▶ **Consigne donnée 1**: D'après le texte fourni, avec quels pays Erdogan s'est-il récemment réconcilié ?

▶ **Texte fourni**:
- - - - -

Turquie : un coup d’État qui laisse perplexe

Jeudi 21 Juillet 2016

Les coups d’État militaires – victorieux ou non – suivent en Turquie un modèle prévisible. Certains groupes politiques – généralement islamistes – que les militaires jugent incompatibles avec l’État laïc kémaliste gagnent en influence. La tension monte, souvent accompagnée par des violences dans la rue. Enfin l’armée intervient, au motif de ce que les militaires considèrent comme un pouvoir constitutionnel, pour restaurer l’ordre et les principes laïcs.


Cette fois, c’est très différent. Suite à une série de procès truqués visant des officiers laïcs, le président Recep Tayyp Erdogan est parvenu à reconfigurer la hiérarchie militaire et à placer ses fidèles au sommet de celle-ci. Dans un pays ébranlé par les attaques terroristes et qui doit faire face à une situation économique dégradée, l’armée n’a plus aucune velléité d’agitation, ni même d’opposition à Erdogan. Et l’on peut ajouter que ses récentes réconciliations avec la Russie et avec Israël, alors qu’il affiche désormais sa volonté de se retirer du conflit syrien, ont dû calmer les inquiétudes du potentat turc.
Le quasi-amateurisme dont ont fait preuve les putschistes n’est pas moins intriguant. Ils ont pu, en effet, capturer le chef d’état-major, mais n’ont apparemment pas tenté sérieusement de s’emparer d’Erdogan ou de dirigeants politiques de premier plan. Les grandes chaînes de télévision ont pu continuer d’émettre pendant des heures, et lorsque les soldats ont investi les studios, leur incompétence était presque comique.
Des avions ont mitraillé des civils et attaqué le parlement – une façon d’opérer qui n’est généralement pas celle des militaires turcs en dehors des zones où ils sont confrontés à l’insurrection kurde. Des images de soldats malchanceux (et apparemment incapables), sortis de leurs tanks et désarmés (parfois sévèrement malmenés) par la foule ont inondé les réseaux sociaux – des scènes que je n’aurais jamais pensé voir dans un pays qui a quelques raisons de porter en haine les coups d’État militaires, mais qui aime encore ses soldats.

- - - - -

▶ **Enregistrements de boîtes d'éléments**:
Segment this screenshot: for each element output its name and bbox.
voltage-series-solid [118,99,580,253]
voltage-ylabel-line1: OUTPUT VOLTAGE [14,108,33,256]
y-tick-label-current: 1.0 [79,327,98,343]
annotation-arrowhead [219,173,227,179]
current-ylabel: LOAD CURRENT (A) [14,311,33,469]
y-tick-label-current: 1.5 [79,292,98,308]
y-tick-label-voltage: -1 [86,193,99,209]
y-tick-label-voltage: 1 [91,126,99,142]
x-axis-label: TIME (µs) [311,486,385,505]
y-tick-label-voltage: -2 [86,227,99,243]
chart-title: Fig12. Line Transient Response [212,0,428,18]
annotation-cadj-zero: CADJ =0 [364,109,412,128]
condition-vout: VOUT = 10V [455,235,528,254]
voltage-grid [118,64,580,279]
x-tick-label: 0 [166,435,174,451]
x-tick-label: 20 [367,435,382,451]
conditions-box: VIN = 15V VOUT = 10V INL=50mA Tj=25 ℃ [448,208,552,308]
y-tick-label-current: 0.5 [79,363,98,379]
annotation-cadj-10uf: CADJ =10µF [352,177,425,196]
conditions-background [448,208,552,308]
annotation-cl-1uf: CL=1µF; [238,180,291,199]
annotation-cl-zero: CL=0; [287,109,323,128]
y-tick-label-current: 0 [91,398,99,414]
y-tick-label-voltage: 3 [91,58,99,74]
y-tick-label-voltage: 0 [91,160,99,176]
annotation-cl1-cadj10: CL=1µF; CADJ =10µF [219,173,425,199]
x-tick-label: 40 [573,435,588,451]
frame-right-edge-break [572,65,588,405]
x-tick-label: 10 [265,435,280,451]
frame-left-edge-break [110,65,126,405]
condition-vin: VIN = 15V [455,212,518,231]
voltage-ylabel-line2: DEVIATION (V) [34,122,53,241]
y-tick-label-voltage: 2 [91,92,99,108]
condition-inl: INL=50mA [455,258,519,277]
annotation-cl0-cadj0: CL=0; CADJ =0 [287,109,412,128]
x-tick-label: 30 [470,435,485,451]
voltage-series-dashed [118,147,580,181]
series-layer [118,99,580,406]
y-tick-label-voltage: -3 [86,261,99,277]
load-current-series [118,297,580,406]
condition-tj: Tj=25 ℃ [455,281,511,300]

- - - - -

▶ **Consigne donnée 2**: Modifiez les enregistrements ci-dessus en remplaçant partout « y-tick-label-current » par « y-tick-label-courant », sans rien changer d'autre.

▶ **Corrigé détaillé 1**: Avec la Russie et avec Israël.

▶ **Corrigé détaillé 2**:
Segment this screenshot: for each element output its name and bbox.
voltage-series-solid [118,99,580,253]
voltage-ylabel-line1: OUTPUT VOLTAGE [14,108,33,256]
y-tick-label-courant: 1.0 [79,327,98,343]
annotation-arrowhead [219,173,227,179]
current-ylabel: LOAD CURRENT (A) [14,311,33,469]
y-tick-label-courant: 1.5 [79,292,98,308]
y-tick-label-voltage: -1 [86,193,99,209]
y-tick-label-voltage: 1 [91,126,99,142]
x-axis-label: TIME (µs) [311,486,385,505]
y-tick-label-voltage: -2 [86,227,99,243]
chart-title: Fig12. Line Transient Response [212,0,428,18]
annotation-cadj-zero: CADJ =0 [364,109,412,128]
condition-vout: VOUT = 10V [455,235,528,254]
voltage-grid [118,64,580,279]
x-tick-label: 0 [166,435,174,451]
x-tick-label: 20 [367,435,382,451]
conditions-box: VIN = 15V VOUT = 10V INL=50mA Tj=25 ℃ [448,208,552,308]
y-tick-label-courant: 0.5 [79,363,98,379]
annotation-cadj-10uf: CADJ =10µF [352,177,425,196]
conditions-background [448,208,552,308]
annotation-cl-1uf: CL=1µF; [238,180,291,199]
annotation-cl-zero: CL=0; [287,109,323,128]
y-tick-label-courant: 0 [91,398,99,414]
y-tick-label-voltage: 3 [91,58,99,74]
y-tick-label-voltage: 0 [91,160,99,176]
annotation-cl1-cadj10: CL=1µF; CADJ =10µF [219,173,425,199]
x-tick-label: 40 [573,435,588,451]
frame-right-edge-break [572,65,588,405]
x-tick-label: 10 [265,435,280,451]
frame-left-edge-break [110,65,126,405]
condition-vin: VIN = 15V [455,212,518,231]
voltage-ylabel-line2: DEVIATION (V) [34,122,53,241]
y-tick-label-voltage: 2 [91,92,99,108]
condition-inl: INL=50mA [455,258,519,277]
annotation-cl0-cadj0: CL=0; CADJ =0 [287,109,412,128]
x-tick-label: 30 [470,435,485,451]
voltage-series-dashed [118,147,580,181]
series-layer [118,99,580,406]
y-tick-label-voltage: -3 [86,261,99,277]
load-current-series [118,297,580,406]
condition-tj: Tj=25 ℃ [455,281,511,300]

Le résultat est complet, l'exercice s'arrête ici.